* [Do this]:
Copy each line containing the word "Read" from the records that follow, please.

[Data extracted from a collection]
_ _ _ _

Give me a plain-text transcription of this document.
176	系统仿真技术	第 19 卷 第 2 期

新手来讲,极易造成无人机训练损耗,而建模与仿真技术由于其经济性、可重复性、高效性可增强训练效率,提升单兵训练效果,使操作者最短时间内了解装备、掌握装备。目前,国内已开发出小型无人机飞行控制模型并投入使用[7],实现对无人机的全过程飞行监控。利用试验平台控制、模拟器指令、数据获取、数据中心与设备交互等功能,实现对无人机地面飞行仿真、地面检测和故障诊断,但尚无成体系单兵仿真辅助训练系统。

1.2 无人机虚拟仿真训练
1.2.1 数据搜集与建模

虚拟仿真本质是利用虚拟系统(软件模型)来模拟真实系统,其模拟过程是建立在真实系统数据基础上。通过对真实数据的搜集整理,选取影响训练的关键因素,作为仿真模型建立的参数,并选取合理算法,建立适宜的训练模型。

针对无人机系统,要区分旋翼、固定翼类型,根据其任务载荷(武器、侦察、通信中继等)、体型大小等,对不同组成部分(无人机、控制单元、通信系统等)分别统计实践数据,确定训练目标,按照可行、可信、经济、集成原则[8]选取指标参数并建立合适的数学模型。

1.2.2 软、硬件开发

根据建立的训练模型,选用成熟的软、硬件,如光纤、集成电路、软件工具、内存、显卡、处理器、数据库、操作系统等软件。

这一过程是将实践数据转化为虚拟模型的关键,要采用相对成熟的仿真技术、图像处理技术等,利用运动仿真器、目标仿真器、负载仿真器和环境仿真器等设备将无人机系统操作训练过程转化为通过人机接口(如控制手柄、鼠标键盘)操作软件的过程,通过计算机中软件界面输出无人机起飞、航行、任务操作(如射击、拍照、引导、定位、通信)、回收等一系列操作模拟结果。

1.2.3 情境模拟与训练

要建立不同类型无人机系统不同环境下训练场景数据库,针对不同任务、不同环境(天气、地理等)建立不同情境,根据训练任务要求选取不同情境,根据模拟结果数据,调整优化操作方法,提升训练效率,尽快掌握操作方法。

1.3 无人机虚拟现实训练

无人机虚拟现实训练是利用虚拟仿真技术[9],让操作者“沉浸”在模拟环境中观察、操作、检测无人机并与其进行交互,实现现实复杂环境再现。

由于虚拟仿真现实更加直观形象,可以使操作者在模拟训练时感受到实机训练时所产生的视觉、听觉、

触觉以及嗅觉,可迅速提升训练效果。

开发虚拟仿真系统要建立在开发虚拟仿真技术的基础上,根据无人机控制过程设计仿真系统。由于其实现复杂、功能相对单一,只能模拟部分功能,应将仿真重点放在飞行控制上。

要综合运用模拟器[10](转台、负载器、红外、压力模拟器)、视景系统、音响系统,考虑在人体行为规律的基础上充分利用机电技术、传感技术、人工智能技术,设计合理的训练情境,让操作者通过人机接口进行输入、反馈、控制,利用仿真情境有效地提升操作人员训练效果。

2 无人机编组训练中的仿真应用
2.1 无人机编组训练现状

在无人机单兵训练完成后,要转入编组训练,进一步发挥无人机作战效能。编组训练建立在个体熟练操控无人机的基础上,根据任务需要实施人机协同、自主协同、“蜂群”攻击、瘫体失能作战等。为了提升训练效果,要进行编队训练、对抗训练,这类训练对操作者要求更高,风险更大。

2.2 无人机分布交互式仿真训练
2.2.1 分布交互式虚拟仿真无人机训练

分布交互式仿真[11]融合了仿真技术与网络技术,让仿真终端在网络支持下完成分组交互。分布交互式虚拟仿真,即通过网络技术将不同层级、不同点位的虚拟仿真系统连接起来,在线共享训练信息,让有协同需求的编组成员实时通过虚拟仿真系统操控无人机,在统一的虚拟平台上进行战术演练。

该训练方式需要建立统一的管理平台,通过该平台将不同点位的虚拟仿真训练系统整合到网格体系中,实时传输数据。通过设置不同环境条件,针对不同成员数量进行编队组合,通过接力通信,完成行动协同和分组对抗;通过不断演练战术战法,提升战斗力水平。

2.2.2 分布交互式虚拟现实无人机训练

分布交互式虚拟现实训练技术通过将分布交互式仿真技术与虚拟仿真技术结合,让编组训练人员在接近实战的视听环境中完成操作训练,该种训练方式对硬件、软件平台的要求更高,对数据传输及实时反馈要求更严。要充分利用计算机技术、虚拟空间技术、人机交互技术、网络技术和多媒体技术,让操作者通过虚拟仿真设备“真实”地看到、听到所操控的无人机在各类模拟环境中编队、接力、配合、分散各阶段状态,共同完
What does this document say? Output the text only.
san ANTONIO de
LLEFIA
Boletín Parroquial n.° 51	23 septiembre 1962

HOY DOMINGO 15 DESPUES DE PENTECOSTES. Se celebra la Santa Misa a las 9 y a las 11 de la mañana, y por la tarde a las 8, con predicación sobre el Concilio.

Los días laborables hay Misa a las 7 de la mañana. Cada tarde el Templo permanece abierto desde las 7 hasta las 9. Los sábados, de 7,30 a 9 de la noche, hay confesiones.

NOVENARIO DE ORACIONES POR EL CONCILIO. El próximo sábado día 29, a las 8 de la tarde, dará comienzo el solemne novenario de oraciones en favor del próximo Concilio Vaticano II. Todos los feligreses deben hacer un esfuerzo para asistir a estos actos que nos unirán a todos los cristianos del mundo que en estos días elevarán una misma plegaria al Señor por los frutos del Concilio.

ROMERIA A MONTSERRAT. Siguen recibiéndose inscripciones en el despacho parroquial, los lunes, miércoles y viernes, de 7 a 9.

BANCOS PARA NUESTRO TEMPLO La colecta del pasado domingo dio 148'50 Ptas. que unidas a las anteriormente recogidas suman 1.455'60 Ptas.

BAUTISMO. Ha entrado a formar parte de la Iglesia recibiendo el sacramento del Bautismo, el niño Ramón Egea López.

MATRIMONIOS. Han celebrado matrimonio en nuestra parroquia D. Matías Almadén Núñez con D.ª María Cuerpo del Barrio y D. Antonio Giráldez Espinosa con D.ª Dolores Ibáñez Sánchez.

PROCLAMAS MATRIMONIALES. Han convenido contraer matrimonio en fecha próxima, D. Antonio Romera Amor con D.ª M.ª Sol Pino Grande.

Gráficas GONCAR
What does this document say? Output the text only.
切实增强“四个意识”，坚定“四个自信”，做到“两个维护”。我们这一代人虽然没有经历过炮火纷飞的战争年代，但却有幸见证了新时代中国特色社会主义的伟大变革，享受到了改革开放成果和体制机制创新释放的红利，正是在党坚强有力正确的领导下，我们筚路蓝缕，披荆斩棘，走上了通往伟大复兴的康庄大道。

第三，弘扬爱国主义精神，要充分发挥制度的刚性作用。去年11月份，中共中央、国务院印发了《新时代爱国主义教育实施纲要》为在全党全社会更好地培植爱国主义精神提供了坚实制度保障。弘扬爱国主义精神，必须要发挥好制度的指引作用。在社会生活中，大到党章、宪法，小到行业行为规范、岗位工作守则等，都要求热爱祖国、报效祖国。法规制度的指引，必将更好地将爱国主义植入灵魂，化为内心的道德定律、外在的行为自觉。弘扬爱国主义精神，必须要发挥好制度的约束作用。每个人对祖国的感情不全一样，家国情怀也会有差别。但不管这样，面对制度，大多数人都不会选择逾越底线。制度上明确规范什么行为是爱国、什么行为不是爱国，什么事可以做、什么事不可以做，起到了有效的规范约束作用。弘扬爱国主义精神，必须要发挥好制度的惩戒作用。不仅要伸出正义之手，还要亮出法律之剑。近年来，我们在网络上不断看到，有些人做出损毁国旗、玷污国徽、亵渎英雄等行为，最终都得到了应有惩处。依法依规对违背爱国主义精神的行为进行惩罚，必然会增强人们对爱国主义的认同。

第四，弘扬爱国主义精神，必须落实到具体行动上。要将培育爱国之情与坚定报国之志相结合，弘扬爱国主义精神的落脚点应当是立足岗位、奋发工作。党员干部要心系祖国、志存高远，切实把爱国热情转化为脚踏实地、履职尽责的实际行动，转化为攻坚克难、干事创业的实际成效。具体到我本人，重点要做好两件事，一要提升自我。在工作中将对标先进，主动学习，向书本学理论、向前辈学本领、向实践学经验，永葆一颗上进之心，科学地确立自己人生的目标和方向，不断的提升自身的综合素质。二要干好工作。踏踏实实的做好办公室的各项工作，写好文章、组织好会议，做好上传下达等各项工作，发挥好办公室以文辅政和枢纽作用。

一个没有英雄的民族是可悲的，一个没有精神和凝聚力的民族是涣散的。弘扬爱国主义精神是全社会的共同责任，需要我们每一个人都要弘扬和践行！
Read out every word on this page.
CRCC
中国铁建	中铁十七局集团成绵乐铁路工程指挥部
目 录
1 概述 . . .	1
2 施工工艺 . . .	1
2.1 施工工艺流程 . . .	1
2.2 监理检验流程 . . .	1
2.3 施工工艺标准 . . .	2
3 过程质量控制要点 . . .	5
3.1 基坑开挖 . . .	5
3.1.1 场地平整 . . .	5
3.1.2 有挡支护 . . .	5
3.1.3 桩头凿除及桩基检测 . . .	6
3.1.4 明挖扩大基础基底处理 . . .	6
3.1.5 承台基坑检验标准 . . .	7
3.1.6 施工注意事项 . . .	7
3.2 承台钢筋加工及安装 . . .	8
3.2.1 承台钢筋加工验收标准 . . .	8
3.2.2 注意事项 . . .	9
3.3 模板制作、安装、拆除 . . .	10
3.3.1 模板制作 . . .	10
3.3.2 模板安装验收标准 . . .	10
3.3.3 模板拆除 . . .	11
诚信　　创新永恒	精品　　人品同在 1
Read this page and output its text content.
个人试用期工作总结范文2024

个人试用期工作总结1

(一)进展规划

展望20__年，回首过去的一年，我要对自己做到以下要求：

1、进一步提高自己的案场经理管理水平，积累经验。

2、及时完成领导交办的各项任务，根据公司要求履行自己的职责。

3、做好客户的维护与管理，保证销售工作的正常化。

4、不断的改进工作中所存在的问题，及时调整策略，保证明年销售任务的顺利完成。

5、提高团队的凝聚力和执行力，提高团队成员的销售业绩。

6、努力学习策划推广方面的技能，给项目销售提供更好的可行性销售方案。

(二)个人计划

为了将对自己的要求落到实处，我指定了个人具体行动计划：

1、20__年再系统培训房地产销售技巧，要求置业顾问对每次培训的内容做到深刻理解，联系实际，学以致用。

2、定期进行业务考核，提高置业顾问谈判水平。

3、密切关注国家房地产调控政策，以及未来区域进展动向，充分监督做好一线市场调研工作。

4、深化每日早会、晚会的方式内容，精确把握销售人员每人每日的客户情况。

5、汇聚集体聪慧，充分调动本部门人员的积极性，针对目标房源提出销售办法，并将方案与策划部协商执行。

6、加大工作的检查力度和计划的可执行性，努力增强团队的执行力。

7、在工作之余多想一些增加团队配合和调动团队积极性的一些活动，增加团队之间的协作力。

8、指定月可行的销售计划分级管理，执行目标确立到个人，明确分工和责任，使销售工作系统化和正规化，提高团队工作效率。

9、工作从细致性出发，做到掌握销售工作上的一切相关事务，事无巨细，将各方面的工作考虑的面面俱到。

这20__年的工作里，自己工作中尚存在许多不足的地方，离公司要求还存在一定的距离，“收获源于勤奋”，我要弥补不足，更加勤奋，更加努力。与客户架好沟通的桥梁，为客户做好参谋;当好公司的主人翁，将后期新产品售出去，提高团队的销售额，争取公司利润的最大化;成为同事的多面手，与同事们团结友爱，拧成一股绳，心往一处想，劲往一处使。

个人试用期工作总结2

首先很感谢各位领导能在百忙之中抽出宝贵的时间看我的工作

_ _ _ _

* [Result of this exercise]:
Read out every word on this page.
Read this page and output its text content.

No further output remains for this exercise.